■ WHAT TO DO
The entries below should be quoted exactly, with no pictures carried over.

=== SUPPLIED RECORDS ===

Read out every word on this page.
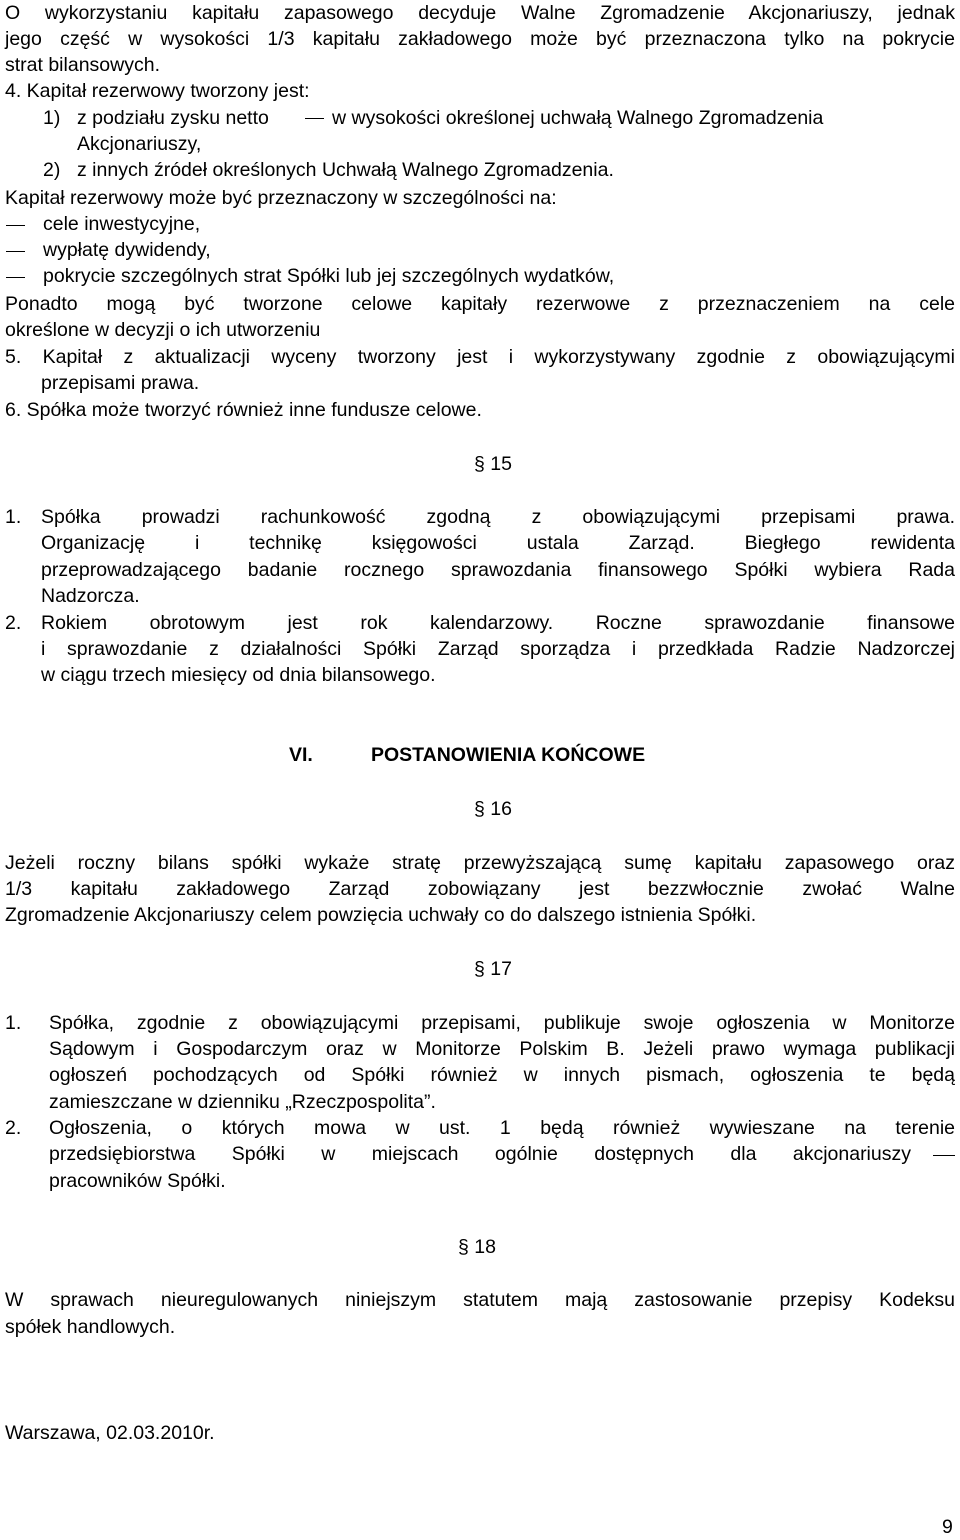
O wykorzystaniu kapitału zapasowego decyduje Walne Zgromadzenie Akcjonariuszy, jednak
jego część w wysokości 1/3 kapitału zakładowego może być przeznaczona tylko na pokrycie
strat bilansowych.
4. Kapitał rezerwowy tworzony jest:
1) z podziału zysku netto	w wysokości określonej uchwałą Walnego Zgromadzenia
Akcjonariuszy,
2) z innych źródeł określonych Uchwałą Walnego Zgromadzenia.
Kapitał rezerwowy może być przeznaczony w szczególności na:
cele inwestycyjne,
wypłatę dywidendy,
pokrycie szczególnych strat Spółki lub jej szczególnych wydatków,
Ponadto mogą być tworzone celowe kapitały rezerwowe z przeznaczeniem na cele
określone w decyzji o ich utworzeniu
5. Kapitał z aktualizacji wyceny tworzony jest i wykorzystywany zgodnie z obowiązującymi
przepisami prawa.
6. Spółka może tworzyć również inne fundusze celowe.
§ 15
1. Spółka prowadzi rachunkowość zgodną z obowiązującymi przepisami prawa.
Organizację i technikę księgowości ustala Zarząd. Biegłego rewidenta
przeprowadzającego badanie rocznego sprawozdania finansowego Spółki wybiera Rada
Nadzorcza.
2. Rokiem obrotowym jest rok kalendarzowy. Roczne sprawozdanie finansowe
i sprawozdanie z działalności Spółki Zarząd sporządza i przedkłada Radzie Nadzorczej
w ciągu trzech miesięcy od dnia bilansowego.
VI.	POSTANOWIENIA KOŃCOWE
§ 16
Jeżeli roczny bilans spółki wykaże stratę przewyższającą sumę kapitału zapasowego oraz
1/3 kapitału zakładowego Zarząd zobowiązany jest bezzwłocznie zwołać Walne
Zgromadzenie Akcjonariuszy celem powzięcia uchwały co do dalszego istnienia Spółki.
§ 17
1. Spółka, zgodnie z obowiązującymi przepisami, publikuje swoje ogłoszenia w Monitorze
Sądowym i Gospodarczym oraz w Monitorze Polskim B. Jeżeli prawo wymaga publikacji
ogłoszeń pochodzących od Spółki również w innych pismach, ogłoszenia te będą
zamieszczane w dzienniku „Rzeczpospolita”.
2. Ogłoszenia, o których mowa w ust. 1 będą również wywieszane na terenie
przedsiębiorstwa Spółki w miejscach ogólnie dostępnych dla akcjonariuszy
pracowników Spółki.
§ 18
W sprawach nieuregulowanych niniejszym statutem mają zastosowanie przepisy Kodeksu
spółek handlowych.
Warszawa, 02.03.2010r.
9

===

■ SOLVED PROBLEM
Read out every word on this page.
O wykorzystaniu kapitału zapasowego decyduje Walne Zgromadzenie Akcjonariuszy, jednak
jego część w wysokości 1/3 kapitału zakładowego może być przeznaczona tylko na pokrycie
strat bilansowych.
4. Kapitał rezerwowy tworzony jest:
1) z podziału zysku netto	w wysokości określonej uchwałą Walnego Zgromadzenia
Akcjonariuszy,
2) z innych źródeł określonych Uchwałą Walnego Zgromadzenia.
Kapitał rezerwowy może być przeznaczony w szczególności na:
cele inwestycyjne,
wypłatę dywidendy,
pokrycie szczególnych strat Spółki lub jej szczególnych wydatków,
Ponadto mogą być tworzone celowe kapitały rezerwowe z przeznaczeniem na cele
określone w decyzji o ich utworzeniu
5. Kapitał z aktualizacji wyceny tworzony jest i wykorzystywany zgodnie z obowiązującymi
przepisami prawa.
6. Spółka może tworzyć również inne fundusze celowe.
§ 15
1. Spółka prowadzi rachunkowość zgodną z obowiązującymi przepisami prawa.
Organizację i technikę księgowości ustala Zarząd. Biegłego rewidenta
przeprowadzającego badanie rocznego sprawozdania finansowego Spółki wybiera Rada
Nadzorcza.
2. Rokiem obrotowym jest rok kalendarzowy. Roczne sprawozdanie finansowe
i sprawozdanie z działalności Spółki Zarząd sporządza i przedkłada Radzie Nadzorczej
w ciągu trzech miesięcy od dnia bilansowego.
VI.	POSTANOWIENIA KOŃCOWE
§ 16
Jeżeli roczny bilans spółki wykaże stratę przewyższającą sumę kapitału zapasowego oraz
1/3 kapitału zakładowego Zarząd zobowiązany jest bezzwłocznie zwołać Walne
Zgromadzenie Akcjonariuszy celem powzięcia uchwały co do dalszego istnienia Spółki.
§ 17
1. Spółka, zgodnie z obowiązującymi przepisami, publikuje swoje ogłoszenia w Monitorze
Sądowym i Gospodarczym oraz w Monitorze Polskim B. Jeżeli prawo wymaga publikacji
ogłoszeń pochodzących od Spółki również w innych pismach, ogłoszenia te będą
zamieszczane w dzienniku „Rzeczpospolita”.
2. Ogłoszenia, o których mowa w ust. 1 będą również wywieszane na terenie
przedsiębiorstwa Spółki w miejscach ogólnie dostępnych dla akcjonariuszy
pracowników Spółki.
§ 18
W sprawach nieuregulowanych niniejszym statutem mają zastosowanie przepisy Kodeksu
spółek handlowych.
Warszawa, 02.03.2010r.
9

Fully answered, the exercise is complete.